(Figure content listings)
##########
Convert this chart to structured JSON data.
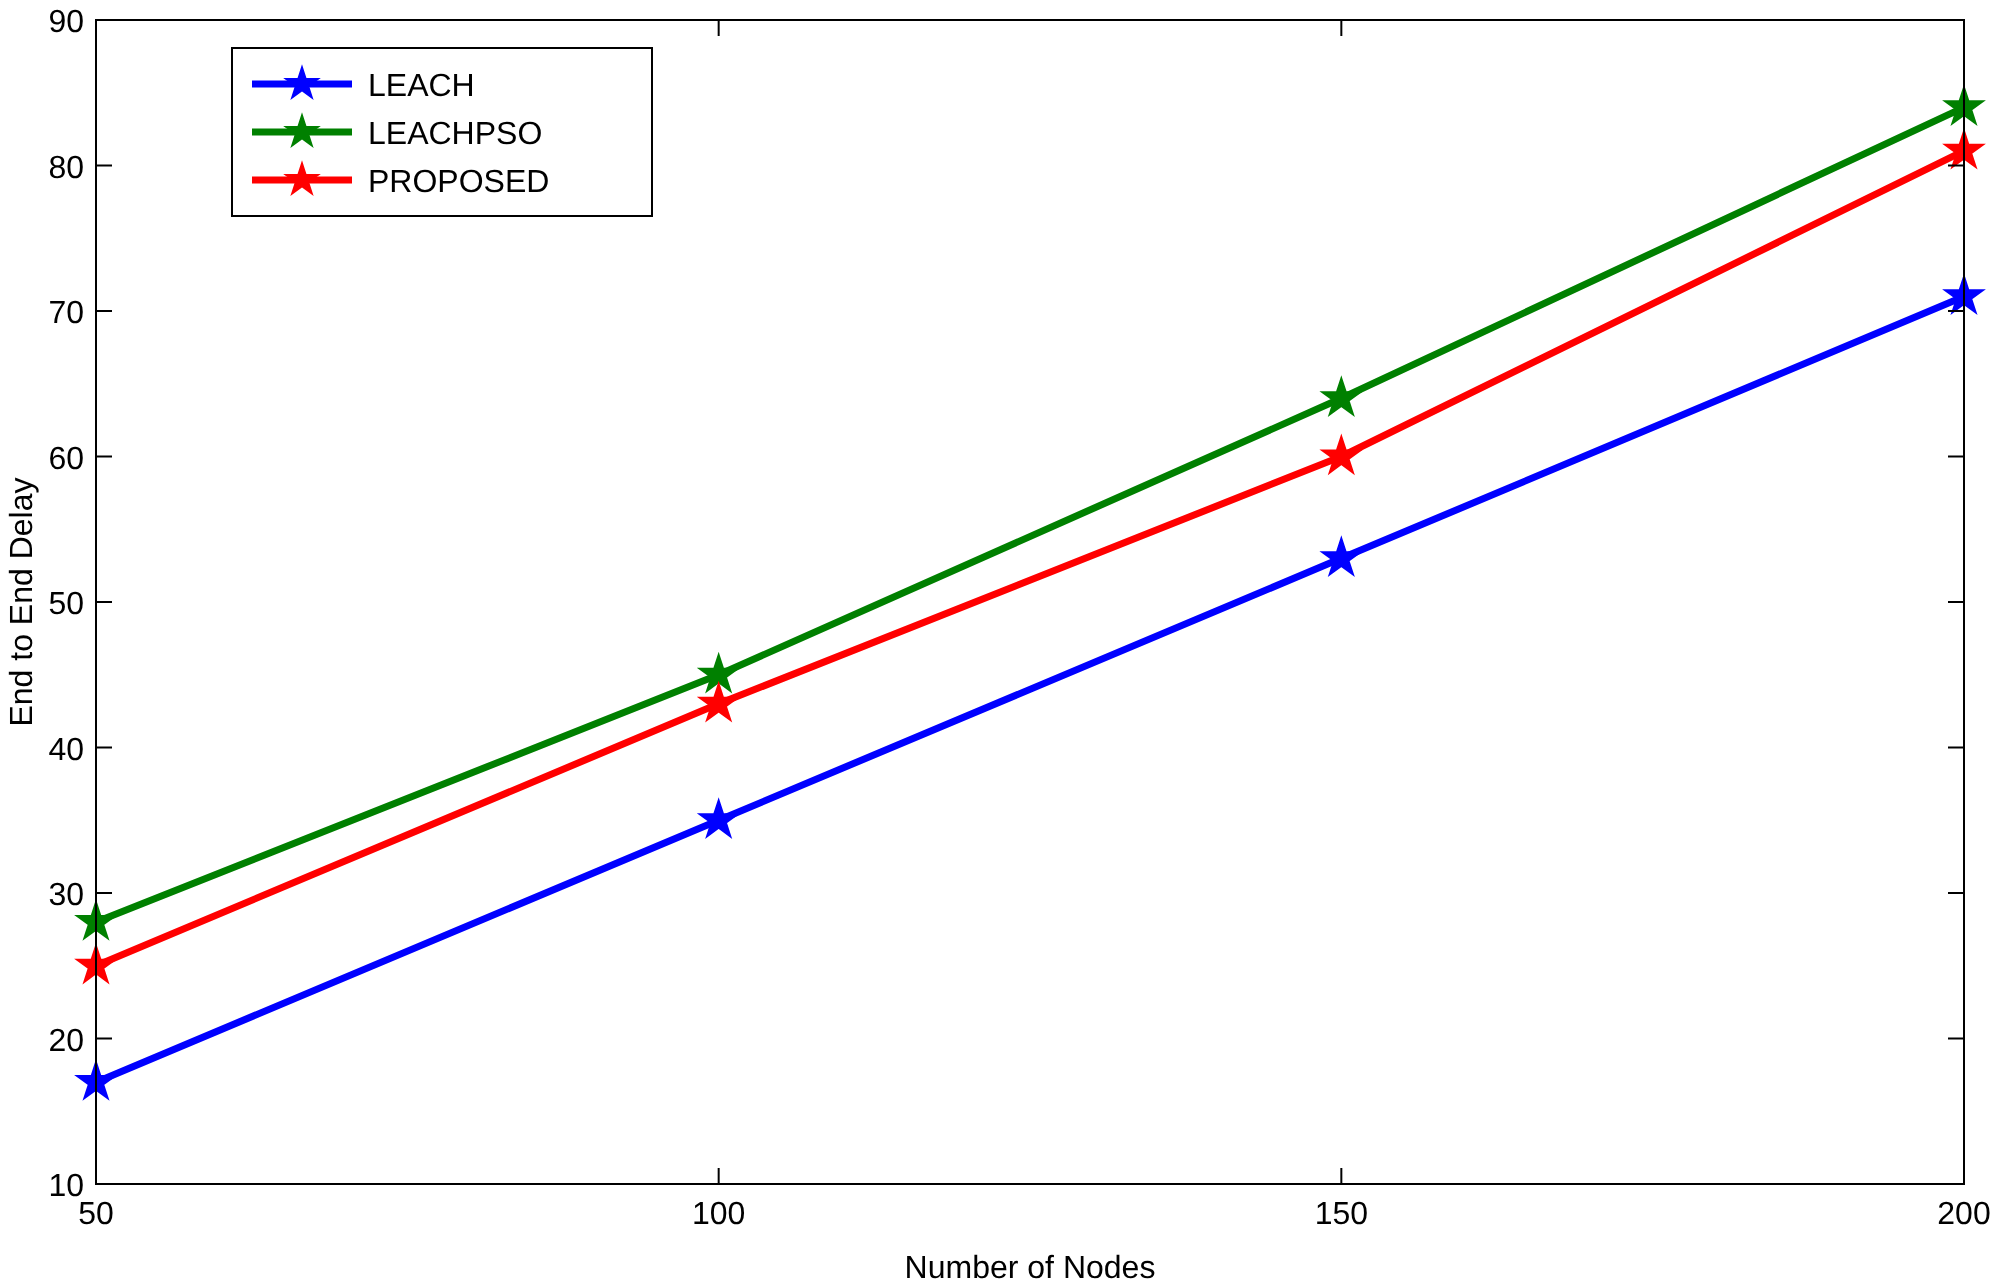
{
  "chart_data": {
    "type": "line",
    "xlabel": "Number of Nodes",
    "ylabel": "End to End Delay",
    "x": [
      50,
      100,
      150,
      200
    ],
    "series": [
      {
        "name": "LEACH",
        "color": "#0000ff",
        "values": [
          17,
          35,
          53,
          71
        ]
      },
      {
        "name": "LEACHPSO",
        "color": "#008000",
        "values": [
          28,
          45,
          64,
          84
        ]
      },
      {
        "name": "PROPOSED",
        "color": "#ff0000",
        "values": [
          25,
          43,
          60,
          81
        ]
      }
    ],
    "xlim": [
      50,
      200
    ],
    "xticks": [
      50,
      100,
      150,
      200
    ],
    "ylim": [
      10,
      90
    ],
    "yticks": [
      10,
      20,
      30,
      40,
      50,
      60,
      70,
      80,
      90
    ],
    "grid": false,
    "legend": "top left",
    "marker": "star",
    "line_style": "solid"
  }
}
##########
_What the task asks_: Print every entry exactly as written, without the pictures.

_Reply_:
Convert this chart to structured JSON data.
{
  "chart_data": {
    "type": "line",
    "xlabel": "Number of Nodes",
    "ylabel": "End to End Delay",
    "x": [
      50,
      100,
      150,
      200
    ],
    "series": [
      {
        "name": "LEACH",
        "color": "#0000ff",
        "values": [
          17,
          35,
          53,
          71
        ]
      },
      {
        "name": "LEACHPSO",
        "color": "#008000",
        "values": [
          28,
          45,
          64,
          84
        ]
      },
      {
        "name": "PROPOSED",
        "color": "#ff0000",
        "values": [
          25,
          43,
          60,
          81
        ]
      }
    ],
    "xlim": [
      50,
      200
    ],
    "xticks": [
      50,
      100,
      150,
      200
    ],
    "ylim": [
      10,
      90
    ],
    "yticks": [
      10,
      20,
      30,
      40,
      50,
      60,
      70,
      80,
      90
    ],
    "grid": false,
    "legend": "top left",
    "marker": "star",
    "line_style": "solid"
  }
}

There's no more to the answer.